*TASK STATEMENT*.
Render the records from their first line through the line containing "heatmap-cell [253,70,272,94]", both ends included, as a Markdown table with the columns Index and Text. Put each line's number in Index and the line itself in Text, and skip blank lines.

*RECORDS FOR PROCESSING*.
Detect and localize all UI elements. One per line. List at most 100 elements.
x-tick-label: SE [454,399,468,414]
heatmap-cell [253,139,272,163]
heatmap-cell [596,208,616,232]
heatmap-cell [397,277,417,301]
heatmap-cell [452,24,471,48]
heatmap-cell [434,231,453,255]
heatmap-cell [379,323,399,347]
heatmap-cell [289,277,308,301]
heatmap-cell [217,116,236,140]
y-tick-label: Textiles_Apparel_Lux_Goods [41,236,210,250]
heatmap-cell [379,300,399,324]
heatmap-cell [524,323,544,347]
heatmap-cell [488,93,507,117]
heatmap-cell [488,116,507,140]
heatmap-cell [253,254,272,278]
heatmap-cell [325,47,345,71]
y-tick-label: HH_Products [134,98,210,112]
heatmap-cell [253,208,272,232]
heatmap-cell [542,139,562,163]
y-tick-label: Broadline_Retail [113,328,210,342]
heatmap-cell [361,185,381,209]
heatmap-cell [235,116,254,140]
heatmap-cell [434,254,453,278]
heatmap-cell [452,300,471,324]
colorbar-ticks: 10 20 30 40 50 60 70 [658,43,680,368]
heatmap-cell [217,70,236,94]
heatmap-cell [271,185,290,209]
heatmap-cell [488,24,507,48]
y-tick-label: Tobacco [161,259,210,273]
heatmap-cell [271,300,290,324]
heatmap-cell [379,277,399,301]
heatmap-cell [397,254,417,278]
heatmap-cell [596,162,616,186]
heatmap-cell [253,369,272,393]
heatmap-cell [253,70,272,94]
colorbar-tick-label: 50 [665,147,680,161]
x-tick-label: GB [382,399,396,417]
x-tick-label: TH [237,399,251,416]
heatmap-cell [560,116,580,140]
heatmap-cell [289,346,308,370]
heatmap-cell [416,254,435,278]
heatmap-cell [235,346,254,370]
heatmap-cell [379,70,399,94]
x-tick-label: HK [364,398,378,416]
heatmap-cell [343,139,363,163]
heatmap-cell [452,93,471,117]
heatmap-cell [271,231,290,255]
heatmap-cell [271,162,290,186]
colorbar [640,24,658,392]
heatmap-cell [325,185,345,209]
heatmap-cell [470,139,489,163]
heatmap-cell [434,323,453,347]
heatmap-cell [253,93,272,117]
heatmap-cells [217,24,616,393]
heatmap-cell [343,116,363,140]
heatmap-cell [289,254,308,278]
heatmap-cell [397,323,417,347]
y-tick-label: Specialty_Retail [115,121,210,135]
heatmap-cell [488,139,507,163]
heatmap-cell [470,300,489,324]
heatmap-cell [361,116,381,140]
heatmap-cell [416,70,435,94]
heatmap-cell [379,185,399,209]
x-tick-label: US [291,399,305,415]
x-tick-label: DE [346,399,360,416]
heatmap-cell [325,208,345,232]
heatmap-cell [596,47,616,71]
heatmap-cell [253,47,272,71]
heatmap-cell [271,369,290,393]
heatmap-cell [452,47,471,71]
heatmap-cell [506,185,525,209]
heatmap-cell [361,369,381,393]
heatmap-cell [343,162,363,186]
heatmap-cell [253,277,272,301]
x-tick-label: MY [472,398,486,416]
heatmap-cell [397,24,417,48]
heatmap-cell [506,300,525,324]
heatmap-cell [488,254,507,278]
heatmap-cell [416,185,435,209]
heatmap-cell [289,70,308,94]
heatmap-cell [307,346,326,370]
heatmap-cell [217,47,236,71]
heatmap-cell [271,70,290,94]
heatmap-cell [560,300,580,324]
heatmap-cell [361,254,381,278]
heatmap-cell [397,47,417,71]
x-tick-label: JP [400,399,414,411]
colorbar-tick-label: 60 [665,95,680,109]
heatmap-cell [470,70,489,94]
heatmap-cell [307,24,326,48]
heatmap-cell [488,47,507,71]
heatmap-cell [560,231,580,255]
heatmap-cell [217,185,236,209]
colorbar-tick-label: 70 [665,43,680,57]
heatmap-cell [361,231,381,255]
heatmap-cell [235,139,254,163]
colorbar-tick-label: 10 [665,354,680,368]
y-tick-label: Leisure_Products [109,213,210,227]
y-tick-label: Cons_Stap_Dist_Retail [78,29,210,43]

*OUTPUT*.
| Index | Text |
|---|---|
| 1 | Detect and localize all UI elements. One per line. List at most 100 elements. |
| 2 | x-tick-label: SE [454,399,468,414] |
| 3 | heatmap-cell [253,139,272,163] |
| 4 | heatmap-cell [596,208,616,232] |
| 5 | heatmap-cell [397,277,417,301] |
| 6 | heatmap-cell [452,24,471,48] |
| 7 | heatmap-cell [434,231,453,255] |
| 8 | heatmap-cell [379,323,399,347] |
| 9 | heatmap-cell [289,277,308,301] |
| 10 | heatmap-cell [217,116,236,140] |
| 11 | y-tick-label: Textiles_Apparel_Lux_Goods [41,236,210,250] |
| 12 | heatmap-cell [379,300,399,324] |
| 13 | heatmap-cell [524,323,544,347] |
| 14 | heatmap-cell [488,93,507,117] |
| 15 | heatmap-cell [488,116,507,140] |
| 16 | heatmap-cell [253,254,272,278] |
| 17 | heatmap-cell [325,47,345,71] |
| 18 | y-tick-label: HH_Products [134,98,210,112] |
| 19 | heatmap-cell [253,208,272,232] |
| 20 | heatmap-cell [542,139,562,163] |
| 21 | y-tick-label: Broadline_Retail [113,328,210,342] |
| 22 | heatmap-cell [361,185,381,209] |
| 23 | heatmap-cell [235,116,254,140] |
| 24 | heatmap-cell [434,254,453,278] |
| 25 | heatmap-cell [452,300,471,324] |
| 26 | colorbar-ticks: 10 20 30 40 50 60 70 [658,43,680,368] |
| 27 | heatmap-cell [217,70,236,94] |
| 28 | heatmap-cell [271,185,290,209] |
| 29 | heatmap-cell [488,24,507,48] |
| 30 | y-tick-label: Tobacco [161,259,210,273] |
| 31 | heatmap-cell [271,300,290,324] |
| 32 | heatmap-cell [379,277,399,301] |
| 33 | heatmap-cell [397,254,417,278] |
| 34 | heatmap-cell [596,162,616,186] |
| 35 | heatmap-cell [253,369,272,393] |
| 36 | heatmap-cell [253,70,272,94] |